Records provided:
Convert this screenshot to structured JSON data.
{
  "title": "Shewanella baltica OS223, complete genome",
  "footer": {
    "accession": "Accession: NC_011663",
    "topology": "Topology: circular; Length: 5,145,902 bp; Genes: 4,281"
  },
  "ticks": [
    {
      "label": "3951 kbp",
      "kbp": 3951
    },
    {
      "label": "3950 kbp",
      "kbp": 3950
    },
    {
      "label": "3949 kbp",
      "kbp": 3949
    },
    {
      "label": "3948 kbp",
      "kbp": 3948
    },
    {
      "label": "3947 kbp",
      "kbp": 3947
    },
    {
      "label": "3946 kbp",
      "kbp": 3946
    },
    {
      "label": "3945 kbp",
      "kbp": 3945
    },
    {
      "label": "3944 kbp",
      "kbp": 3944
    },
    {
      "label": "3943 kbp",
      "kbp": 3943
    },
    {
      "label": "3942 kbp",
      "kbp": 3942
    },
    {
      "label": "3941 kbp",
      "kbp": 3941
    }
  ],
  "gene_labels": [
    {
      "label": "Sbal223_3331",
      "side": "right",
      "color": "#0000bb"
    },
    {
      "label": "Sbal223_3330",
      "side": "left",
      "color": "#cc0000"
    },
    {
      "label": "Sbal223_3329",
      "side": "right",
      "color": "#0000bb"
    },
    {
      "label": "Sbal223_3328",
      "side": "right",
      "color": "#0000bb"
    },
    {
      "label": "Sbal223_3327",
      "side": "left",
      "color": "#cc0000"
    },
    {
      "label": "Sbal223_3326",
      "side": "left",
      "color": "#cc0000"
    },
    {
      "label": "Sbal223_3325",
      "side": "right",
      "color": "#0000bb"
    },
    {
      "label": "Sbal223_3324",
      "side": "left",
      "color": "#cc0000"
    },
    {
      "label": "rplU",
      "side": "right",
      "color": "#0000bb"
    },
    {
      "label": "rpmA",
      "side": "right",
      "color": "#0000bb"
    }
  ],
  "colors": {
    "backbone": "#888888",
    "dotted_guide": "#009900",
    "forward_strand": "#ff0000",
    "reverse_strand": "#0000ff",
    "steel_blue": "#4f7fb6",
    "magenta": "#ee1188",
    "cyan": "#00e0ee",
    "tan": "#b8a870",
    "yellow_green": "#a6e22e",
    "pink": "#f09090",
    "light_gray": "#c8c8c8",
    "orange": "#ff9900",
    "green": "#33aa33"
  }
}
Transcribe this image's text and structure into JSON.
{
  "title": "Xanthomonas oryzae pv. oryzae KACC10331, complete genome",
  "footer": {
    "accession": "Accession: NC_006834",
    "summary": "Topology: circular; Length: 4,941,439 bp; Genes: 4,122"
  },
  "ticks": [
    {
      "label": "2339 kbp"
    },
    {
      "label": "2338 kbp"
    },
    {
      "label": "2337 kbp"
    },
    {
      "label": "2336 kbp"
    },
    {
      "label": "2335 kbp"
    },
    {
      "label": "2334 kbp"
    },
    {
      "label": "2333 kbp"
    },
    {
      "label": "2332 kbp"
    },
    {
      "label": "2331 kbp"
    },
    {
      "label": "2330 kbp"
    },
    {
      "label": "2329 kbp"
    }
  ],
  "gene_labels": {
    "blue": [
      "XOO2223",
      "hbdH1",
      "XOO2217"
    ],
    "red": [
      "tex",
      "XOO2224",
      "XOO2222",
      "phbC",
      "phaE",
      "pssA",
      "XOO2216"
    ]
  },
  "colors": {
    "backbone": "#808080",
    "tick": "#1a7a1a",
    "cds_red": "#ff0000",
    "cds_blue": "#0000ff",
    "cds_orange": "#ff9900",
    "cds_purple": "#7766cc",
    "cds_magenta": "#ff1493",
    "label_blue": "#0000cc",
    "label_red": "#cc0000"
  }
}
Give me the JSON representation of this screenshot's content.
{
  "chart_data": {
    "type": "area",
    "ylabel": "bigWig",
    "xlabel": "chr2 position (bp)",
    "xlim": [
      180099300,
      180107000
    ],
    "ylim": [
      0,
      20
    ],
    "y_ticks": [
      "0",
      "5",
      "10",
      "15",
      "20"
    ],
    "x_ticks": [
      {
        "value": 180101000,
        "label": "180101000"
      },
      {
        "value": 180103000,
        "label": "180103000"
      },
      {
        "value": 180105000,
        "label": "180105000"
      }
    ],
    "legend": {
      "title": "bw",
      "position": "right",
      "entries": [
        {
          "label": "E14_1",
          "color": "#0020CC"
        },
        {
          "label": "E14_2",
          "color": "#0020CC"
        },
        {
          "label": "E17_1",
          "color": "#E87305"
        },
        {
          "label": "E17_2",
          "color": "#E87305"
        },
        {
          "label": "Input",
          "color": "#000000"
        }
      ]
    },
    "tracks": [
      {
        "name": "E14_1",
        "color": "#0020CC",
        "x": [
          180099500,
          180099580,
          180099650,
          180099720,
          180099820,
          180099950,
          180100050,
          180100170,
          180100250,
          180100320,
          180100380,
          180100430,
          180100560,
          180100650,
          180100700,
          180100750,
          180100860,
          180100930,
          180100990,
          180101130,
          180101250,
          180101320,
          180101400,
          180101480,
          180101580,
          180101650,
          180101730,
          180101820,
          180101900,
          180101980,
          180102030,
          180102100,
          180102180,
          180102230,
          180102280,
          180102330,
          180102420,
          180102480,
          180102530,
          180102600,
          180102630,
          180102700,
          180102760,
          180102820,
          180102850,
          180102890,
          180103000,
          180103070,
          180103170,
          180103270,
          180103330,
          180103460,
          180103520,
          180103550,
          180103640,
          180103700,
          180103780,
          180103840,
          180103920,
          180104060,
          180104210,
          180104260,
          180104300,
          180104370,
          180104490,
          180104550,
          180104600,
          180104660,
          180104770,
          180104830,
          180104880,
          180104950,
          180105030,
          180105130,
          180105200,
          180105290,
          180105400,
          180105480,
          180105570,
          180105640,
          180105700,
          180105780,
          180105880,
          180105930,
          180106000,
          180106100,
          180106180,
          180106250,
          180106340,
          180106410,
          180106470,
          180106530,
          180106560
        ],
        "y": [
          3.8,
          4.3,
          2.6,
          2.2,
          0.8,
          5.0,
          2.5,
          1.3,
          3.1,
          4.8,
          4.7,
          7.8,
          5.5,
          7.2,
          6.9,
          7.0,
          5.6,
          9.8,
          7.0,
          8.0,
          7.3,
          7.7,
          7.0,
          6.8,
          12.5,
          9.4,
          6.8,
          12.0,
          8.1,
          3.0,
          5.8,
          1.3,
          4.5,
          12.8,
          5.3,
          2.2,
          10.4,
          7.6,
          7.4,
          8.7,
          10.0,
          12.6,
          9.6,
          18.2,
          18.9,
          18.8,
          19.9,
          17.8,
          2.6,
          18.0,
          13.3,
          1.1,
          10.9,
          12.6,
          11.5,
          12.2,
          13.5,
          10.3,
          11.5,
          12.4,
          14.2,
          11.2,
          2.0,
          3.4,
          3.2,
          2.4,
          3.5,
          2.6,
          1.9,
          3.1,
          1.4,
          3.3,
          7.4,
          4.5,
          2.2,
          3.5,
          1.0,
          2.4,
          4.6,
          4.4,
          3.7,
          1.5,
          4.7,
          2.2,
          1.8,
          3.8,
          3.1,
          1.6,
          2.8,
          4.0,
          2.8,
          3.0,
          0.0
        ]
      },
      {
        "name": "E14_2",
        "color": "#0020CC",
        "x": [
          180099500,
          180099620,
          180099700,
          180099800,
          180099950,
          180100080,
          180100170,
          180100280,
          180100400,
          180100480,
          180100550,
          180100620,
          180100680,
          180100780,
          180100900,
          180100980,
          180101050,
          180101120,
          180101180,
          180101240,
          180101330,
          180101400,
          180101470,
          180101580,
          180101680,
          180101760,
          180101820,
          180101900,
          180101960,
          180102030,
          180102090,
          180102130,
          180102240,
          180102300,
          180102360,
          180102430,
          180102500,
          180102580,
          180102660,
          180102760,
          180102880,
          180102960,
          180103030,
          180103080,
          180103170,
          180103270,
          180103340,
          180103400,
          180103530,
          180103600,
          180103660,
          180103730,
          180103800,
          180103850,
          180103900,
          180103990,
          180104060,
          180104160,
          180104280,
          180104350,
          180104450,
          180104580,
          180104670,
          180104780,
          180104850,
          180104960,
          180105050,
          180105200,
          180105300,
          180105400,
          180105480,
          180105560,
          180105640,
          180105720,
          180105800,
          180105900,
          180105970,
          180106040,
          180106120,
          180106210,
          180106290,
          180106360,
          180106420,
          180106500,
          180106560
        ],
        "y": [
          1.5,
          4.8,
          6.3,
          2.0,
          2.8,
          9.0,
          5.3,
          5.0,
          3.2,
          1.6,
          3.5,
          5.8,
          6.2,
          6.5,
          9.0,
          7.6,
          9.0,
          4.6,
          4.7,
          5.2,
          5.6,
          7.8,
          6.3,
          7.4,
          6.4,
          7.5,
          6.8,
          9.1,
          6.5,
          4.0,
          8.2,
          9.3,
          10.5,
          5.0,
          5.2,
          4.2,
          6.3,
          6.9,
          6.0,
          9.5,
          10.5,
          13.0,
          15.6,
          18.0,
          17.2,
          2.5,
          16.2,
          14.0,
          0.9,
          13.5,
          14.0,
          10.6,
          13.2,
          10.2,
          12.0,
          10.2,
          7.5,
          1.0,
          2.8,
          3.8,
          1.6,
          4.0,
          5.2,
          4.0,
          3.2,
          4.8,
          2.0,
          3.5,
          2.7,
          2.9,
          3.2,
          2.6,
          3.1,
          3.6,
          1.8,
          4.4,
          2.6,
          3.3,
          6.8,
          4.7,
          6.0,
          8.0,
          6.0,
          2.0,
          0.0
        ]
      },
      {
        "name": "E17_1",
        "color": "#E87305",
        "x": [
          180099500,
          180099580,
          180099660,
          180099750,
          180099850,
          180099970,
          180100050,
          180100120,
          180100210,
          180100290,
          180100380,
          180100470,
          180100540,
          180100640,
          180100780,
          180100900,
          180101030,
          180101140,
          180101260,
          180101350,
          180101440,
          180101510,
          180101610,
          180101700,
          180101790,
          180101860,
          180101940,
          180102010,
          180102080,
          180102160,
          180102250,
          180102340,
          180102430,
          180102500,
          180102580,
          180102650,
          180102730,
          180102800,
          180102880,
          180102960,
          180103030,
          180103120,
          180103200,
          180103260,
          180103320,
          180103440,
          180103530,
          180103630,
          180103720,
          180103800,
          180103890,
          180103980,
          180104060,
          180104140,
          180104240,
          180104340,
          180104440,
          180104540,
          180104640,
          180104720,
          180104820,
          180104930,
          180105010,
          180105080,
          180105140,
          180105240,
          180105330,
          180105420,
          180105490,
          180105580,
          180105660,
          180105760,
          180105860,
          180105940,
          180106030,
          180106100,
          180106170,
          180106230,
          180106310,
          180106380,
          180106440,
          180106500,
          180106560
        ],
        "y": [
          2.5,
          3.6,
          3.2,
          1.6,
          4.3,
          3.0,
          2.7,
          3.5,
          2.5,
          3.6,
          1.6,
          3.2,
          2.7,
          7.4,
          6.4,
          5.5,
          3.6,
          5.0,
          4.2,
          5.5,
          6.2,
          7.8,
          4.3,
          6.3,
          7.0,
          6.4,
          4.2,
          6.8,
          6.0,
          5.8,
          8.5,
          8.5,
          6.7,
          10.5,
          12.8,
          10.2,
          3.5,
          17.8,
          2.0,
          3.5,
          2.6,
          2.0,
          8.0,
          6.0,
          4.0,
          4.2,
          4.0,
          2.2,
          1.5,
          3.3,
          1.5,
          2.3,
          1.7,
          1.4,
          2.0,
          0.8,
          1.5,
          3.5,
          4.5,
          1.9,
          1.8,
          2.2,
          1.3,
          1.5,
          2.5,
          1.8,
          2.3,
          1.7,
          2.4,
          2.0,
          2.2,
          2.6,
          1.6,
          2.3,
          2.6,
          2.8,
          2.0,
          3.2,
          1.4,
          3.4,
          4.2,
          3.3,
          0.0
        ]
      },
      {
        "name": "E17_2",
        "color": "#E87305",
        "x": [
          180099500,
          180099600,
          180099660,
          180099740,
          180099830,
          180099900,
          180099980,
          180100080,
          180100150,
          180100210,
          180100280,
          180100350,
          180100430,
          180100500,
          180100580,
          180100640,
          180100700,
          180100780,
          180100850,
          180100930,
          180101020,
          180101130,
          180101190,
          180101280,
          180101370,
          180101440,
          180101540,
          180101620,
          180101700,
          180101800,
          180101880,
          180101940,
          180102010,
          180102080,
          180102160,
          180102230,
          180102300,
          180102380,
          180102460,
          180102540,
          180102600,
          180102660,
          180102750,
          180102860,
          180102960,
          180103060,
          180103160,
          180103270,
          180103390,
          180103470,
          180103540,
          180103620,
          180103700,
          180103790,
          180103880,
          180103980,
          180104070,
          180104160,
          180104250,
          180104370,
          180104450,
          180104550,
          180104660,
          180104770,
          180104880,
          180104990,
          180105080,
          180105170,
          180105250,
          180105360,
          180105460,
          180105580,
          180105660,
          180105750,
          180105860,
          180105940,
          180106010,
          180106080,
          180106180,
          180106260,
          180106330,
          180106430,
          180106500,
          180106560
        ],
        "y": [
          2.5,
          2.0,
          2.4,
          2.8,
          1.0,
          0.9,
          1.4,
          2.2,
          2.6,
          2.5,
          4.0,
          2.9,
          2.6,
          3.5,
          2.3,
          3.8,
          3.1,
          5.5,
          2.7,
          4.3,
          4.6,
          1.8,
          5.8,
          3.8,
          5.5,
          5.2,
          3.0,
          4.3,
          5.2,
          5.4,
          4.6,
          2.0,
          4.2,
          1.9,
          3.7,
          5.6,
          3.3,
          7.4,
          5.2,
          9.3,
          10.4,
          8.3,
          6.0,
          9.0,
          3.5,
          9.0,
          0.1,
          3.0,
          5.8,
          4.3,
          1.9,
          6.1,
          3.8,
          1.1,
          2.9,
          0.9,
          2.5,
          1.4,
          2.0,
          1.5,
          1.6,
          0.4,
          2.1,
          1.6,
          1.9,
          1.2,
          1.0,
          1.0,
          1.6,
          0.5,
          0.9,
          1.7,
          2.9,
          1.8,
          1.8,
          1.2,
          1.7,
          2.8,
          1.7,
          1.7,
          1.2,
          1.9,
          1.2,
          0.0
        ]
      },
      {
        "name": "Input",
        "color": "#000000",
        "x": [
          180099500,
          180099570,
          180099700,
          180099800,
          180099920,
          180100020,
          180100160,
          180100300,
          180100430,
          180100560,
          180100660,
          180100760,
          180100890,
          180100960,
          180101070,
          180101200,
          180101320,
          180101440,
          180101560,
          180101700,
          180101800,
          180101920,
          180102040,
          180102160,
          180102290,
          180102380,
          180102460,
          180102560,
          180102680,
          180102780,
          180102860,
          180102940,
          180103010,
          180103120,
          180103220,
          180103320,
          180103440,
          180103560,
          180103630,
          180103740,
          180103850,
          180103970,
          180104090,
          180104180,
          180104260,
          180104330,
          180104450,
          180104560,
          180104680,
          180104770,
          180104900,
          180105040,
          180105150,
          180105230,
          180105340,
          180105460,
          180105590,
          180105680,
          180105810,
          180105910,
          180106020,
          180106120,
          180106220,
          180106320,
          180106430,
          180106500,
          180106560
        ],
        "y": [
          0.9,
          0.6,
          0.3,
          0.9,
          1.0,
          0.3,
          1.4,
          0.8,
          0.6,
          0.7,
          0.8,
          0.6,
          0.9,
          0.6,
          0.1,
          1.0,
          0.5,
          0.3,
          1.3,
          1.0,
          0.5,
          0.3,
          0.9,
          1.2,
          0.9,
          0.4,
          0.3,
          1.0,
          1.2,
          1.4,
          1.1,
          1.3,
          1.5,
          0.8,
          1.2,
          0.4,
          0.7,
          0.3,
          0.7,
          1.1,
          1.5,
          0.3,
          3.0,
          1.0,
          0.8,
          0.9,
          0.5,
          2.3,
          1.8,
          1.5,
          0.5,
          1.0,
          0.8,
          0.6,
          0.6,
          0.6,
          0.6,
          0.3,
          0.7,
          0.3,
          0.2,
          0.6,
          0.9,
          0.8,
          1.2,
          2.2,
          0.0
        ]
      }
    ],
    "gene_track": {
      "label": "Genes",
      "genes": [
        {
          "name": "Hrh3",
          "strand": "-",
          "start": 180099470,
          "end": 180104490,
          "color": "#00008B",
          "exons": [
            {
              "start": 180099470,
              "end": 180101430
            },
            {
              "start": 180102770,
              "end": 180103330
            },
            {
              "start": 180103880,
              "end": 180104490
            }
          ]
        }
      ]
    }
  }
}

Work order: For the word "circular", tally the lines of the entries in which it appears and give the total alone.

Result below: 2